◆ **Task to carry out**
Report each line of the data below that contains the string "wake". Case counts.

◆ **Provided information**
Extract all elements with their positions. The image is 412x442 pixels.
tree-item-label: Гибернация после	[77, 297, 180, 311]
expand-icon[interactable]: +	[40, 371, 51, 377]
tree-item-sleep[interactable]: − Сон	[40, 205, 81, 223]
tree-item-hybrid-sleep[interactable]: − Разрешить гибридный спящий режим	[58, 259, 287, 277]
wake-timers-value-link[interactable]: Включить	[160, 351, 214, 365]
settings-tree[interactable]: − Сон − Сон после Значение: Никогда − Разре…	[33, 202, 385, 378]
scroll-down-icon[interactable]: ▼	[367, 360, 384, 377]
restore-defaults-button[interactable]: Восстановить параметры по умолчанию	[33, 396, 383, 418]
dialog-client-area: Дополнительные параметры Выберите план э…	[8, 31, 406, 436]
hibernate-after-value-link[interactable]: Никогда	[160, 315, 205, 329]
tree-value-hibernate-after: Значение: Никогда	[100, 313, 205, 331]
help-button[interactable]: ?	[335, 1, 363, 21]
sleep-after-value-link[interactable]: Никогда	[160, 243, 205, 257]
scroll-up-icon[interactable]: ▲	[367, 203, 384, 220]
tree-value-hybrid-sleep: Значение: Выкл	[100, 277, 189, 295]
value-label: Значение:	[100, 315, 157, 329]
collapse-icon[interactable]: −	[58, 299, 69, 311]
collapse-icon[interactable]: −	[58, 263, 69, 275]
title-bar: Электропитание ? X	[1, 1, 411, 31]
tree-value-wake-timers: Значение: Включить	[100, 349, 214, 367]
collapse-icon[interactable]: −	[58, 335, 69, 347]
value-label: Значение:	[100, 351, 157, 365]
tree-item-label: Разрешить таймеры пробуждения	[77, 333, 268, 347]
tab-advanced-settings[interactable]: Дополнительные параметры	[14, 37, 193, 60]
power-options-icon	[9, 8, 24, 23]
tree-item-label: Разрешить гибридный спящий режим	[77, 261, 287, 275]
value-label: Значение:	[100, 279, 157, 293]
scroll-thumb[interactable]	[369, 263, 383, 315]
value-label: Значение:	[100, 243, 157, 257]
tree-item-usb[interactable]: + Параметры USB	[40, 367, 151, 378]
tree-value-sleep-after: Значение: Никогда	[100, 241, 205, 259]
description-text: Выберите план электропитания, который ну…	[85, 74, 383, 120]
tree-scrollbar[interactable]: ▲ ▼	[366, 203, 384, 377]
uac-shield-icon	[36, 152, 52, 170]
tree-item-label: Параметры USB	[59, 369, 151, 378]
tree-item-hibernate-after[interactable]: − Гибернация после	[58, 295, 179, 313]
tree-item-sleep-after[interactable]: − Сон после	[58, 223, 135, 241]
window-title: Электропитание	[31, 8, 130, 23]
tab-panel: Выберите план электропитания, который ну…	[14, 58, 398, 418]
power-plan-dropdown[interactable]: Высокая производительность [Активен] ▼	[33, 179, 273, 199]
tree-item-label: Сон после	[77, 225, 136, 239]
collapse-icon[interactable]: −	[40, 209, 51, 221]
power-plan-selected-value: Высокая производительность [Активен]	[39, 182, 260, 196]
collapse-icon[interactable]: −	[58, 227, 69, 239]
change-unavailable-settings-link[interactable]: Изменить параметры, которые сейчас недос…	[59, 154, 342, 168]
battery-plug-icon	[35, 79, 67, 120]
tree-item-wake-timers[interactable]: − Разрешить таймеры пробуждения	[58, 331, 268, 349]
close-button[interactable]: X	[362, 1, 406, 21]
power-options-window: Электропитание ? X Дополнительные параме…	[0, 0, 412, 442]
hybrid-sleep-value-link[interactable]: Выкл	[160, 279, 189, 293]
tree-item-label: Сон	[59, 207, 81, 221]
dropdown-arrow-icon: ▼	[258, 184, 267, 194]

◆ **Response**
wake-timers-value-link[interactable]: Включить	[160, 351, 214, 365]
tree-value-wake-timers: Значение: Включить	[100, 349, 214, 367]
tree-item-wake-timers[interactable]: − Разрешить таймеры пробуждения	[58, 331, 268, 349]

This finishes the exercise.